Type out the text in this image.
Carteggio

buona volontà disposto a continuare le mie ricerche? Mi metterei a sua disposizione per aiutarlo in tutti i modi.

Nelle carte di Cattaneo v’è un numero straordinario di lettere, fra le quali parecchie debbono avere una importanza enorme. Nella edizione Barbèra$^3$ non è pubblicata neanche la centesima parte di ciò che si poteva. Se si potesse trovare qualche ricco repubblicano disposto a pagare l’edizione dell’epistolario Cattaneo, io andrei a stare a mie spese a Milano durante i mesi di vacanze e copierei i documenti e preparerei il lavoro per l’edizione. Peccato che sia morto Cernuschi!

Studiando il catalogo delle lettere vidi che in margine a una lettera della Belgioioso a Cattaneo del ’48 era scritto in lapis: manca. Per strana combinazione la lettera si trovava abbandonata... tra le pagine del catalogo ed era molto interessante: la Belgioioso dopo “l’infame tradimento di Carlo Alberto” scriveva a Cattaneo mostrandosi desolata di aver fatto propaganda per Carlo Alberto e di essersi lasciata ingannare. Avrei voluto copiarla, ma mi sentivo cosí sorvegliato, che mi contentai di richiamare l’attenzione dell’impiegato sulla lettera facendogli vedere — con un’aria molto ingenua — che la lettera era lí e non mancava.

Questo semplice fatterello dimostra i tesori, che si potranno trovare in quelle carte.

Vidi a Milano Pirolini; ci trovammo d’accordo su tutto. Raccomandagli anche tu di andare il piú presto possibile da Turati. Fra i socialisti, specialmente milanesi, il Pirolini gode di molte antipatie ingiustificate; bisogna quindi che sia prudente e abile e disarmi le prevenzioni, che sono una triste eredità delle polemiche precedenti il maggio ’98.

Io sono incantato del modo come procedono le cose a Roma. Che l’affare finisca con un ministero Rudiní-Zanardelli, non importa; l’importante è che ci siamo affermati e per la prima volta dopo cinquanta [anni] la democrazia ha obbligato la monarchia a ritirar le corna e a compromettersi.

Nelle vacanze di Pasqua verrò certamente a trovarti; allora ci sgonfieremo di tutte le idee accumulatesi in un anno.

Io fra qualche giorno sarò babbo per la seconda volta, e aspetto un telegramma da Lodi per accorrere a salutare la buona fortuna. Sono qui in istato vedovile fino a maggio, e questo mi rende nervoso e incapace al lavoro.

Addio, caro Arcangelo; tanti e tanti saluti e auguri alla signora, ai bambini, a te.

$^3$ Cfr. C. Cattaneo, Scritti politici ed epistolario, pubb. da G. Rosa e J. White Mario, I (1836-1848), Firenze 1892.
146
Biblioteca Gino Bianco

#### What you are asked to do
In the records above, locate every line with the string "volta" and copy it.

#### Task answer
Io sono incantato del modo come procedono le cose a Roma. Che l’affare finisca con un ministero Rudiní-Zanardelli, non importa; l’importante è che ci siamo affermati e per la prima volta dopo cinquanta [anni] la democrazia ha obbligato la monarchia a ritirar le corna e a compromettersi.
Io fra qualche giorno sarò babbo per la seconda volta, e aspetto un telegramma da Lodi per accorrere a salutare la buona fortuna. Sono qui in istato vedovile fino a maggio, e questo mi rende nervoso e incapace al lavoro.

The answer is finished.